>>>>

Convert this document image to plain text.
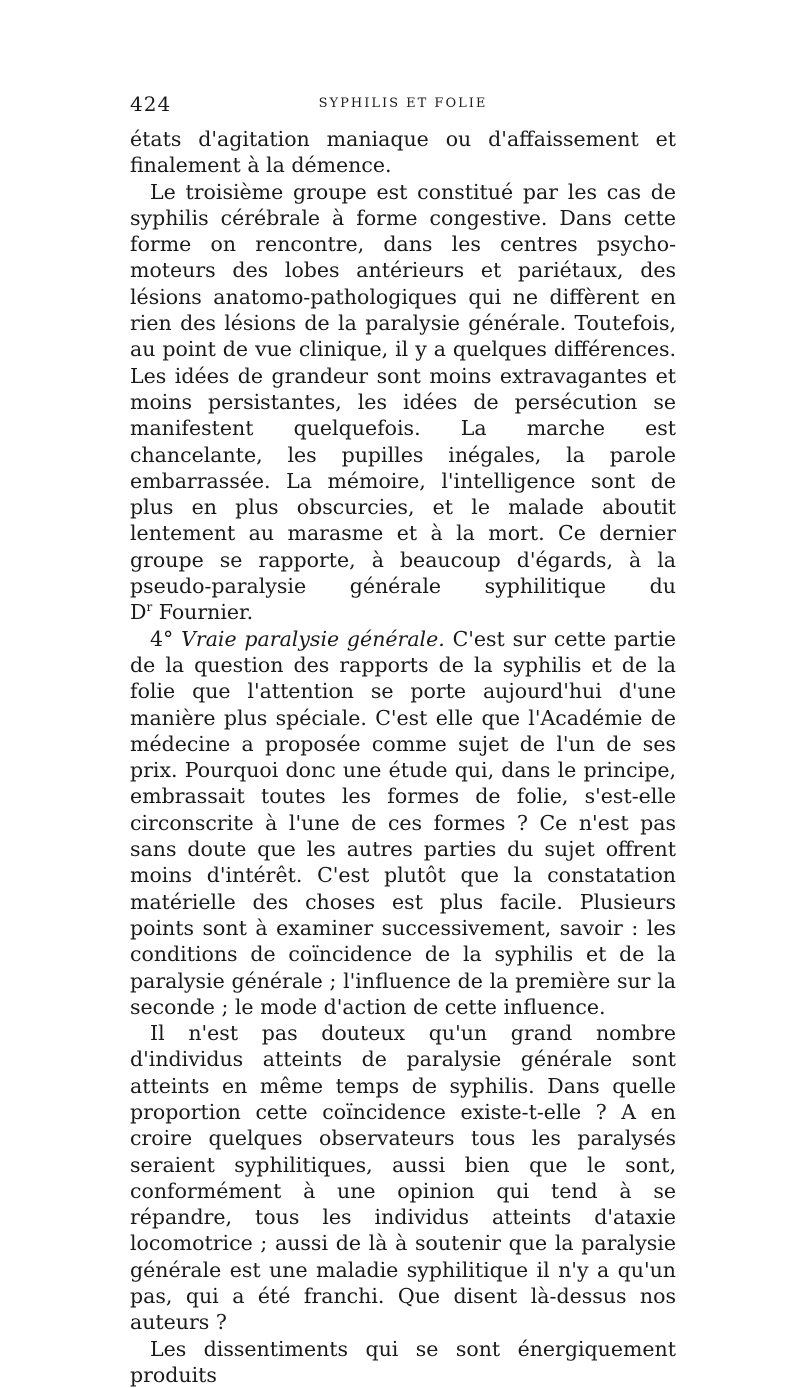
424	SYPHILIS ET FOLIE

états d'agitation maniaque ou d'affaissement et finalement à la démence.

Le troisième groupe est constitué par les cas de syphilis cérébrale à forme congestive. Dans cette forme on rencontre, dans les centres psycho-moteurs des lobes antérieurs et pariétaux, des lésions anatomo-pathologiques qui ne diffèrent en rien des lésions de la paralysie générale. Toutefois, au point de vue clinique, il y a quelques différences. Les idées de grandeur sont moins extravagantes et moins persistantes, les idées de persécution se manifestent quelquefois. La marche est chancelante, les pupilles inégales, la parole embarrassée. La mémoire, l'intelligence sont de plus en plus obscurcies, et le malade aboutit lentement au marasme et à la mort. Ce dernier groupe se rapporte, à beaucoup d'égards, à la pseudo-paralysie générale syphilitique du

$D^r$ Fournier.

4° Vraie paralysie générale. C'est sur cette partie de la question des rapports de la syphilis et de la folie que l'attention se porte aujourd'hui d'une manière plus spéciale. C'est elle que l'Académie de médecine a proposée comme sujet de l'un de ses prix. Pourquoi donc une étude qui, dans le principe, embrassait toutes les formes de folie, s'est-elle circonscrite à l'une de ces formes ? Ce n'est pas sans doute que les autres parties du sujet offrent moins d'intérêt. C'est plutôt que la constatation matérielle des choses est plus facile. Plusieurs points sont à examiner successivement, savoir : les conditions de coïncidence de la syphilis et de la paralysie générale ; l'influence de la première sur la seconde ; le mode d'action de cette influence.

Il n'est pas douteux qu'un grand nombre d'individus atteints de paralysie générale sont atteints en même temps de syphilis. Dans quelle proportion cette coïncidence existe-t-elle ? A en croire quelques observateurs tous les paralysés seraient syphilitiques, aussi bien que le sont, conformément à une opinion qui tend à se répandre, tous les individus atteints d'ataxie locomotrice ; aussi de là à soutenir que la paralysie générale est une maladie syphilitique il n'y a qu'un pas, qui a été franchi. Que disent là-dessus nos auteurs ?

Les dissentiments qui se sont énergiquement produits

<<<<

(PROBLEM STATEMENT):
From the data above, write out everything exactly except the pictures.

(THE COMPLETED TASK):
Convert this document image to plain text.
424	SYPHILIS ET FOLIE

états d'agitation maniaque ou d'affaissement et finalement à la démence.

Le troisième groupe est constitué par les cas de syphilis cérébrale à forme congestive. Dans cette forme on rencontre, dans les centres psycho-moteurs des lobes antérieurs et pariétaux, des lésions anatomo-pathologiques qui ne diffèrent en rien des lésions de la paralysie générale. Toutefois, au point de vue clinique, il y a quelques différences. Les idées de grandeur sont moins extravagantes et moins persistantes, les idées de persécution se manifestent quelquefois. La marche est chancelante, les pupilles inégales, la parole embarrassée. La mémoire, l'intelligence sont de plus en plus obscurcies, et le malade aboutit lentement au marasme et à la mort. Ce dernier groupe se rapporte, à beaucoup d'égards, à la pseudo-paralysie générale syphilitique du

$D^r$ Fournier.

4° Vraie paralysie générale. C'est sur cette partie de la question des rapports de la syphilis et de la folie que l'attention se porte aujourd'hui d'une manière plus spéciale. C'est elle que l'Académie de médecine a proposée comme sujet de l'un de ses prix. Pourquoi donc une étude qui, dans le principe, embrassait toutes les formes de folie, s'est-elle circonscrite à l'une de ces formes ? Ce n'est pas sans doute que les autres parties du sujet offrent moins d'intérêt. C'est plutôt que la constatation matérielle des choses est plus facile. Plusieurs points sont à examiner successivement, savoir : les conditions de coïncidence de la syphilis et de la paralysie générale ; l'influence de la première sur la seconde ; le mode d'action de cette influence.

Il n'est pas douteux qu'un grand nombre d'individus atteints de paralysie générale sont atteints en même temps de syphilis. Dans quelle proportion cette coïncidence existe-t-elle ? A en croire quelques observateurs tous les paralysés seraient syphilitiques, aussi bien que le sont, conformément à une opinion qui tend à se répandre, tous les individus atteints d'ataxie locomotrice ; aussi de là à soutenir que la paralysie générale est une maladie syphilitique il n'y a qu'un pas, qui a été franchi. Que disent là-dessus nos auteurs ?

Les dissentiments qui se sont énergiquement produits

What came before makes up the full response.